== Directive ==
Records follow. Copy every line with "label".

* START Material shown *

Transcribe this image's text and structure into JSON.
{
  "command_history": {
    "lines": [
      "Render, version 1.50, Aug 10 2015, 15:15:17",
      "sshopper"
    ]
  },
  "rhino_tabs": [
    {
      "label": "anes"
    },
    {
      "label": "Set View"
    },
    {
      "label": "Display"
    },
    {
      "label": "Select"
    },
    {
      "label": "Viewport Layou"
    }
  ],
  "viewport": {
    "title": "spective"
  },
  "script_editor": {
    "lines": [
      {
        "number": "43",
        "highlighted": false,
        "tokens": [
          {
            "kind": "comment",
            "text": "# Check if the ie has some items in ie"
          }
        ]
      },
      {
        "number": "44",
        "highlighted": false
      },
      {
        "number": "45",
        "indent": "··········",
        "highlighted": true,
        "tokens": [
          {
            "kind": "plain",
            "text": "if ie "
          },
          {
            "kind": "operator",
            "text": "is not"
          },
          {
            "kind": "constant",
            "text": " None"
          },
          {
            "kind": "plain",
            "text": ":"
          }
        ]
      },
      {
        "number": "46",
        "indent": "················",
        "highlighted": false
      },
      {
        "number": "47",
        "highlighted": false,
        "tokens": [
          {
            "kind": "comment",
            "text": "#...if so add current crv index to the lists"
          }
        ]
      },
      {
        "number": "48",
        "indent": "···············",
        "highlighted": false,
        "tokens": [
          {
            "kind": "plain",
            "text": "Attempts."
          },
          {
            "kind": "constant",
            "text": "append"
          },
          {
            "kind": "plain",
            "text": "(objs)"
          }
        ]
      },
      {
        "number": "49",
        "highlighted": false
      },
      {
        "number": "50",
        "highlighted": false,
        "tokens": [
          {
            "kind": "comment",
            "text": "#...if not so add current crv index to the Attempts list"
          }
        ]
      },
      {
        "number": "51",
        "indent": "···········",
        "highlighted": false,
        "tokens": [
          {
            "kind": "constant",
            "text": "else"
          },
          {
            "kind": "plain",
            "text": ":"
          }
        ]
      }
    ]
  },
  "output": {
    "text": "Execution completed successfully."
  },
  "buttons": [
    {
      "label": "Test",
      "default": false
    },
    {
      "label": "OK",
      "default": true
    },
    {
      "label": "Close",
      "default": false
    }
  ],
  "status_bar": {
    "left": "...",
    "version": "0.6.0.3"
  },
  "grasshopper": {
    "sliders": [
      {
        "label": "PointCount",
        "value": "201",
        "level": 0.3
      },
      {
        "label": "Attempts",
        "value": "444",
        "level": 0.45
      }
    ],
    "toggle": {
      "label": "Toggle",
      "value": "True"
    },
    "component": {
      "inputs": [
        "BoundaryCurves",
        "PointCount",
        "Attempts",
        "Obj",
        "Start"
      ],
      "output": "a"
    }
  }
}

* END Material shown *

== Answer to this task ==
      "label": "anes"
      "label": "Set View"
      "label": "Display"
      "label": "Select"
      "label": "Viewport Layou"
      "label": "Test",
      "label": "OK",
      "label": "Close",
        "label": "PointCount",
        "label": "Attempts",
      "label": "Toggle",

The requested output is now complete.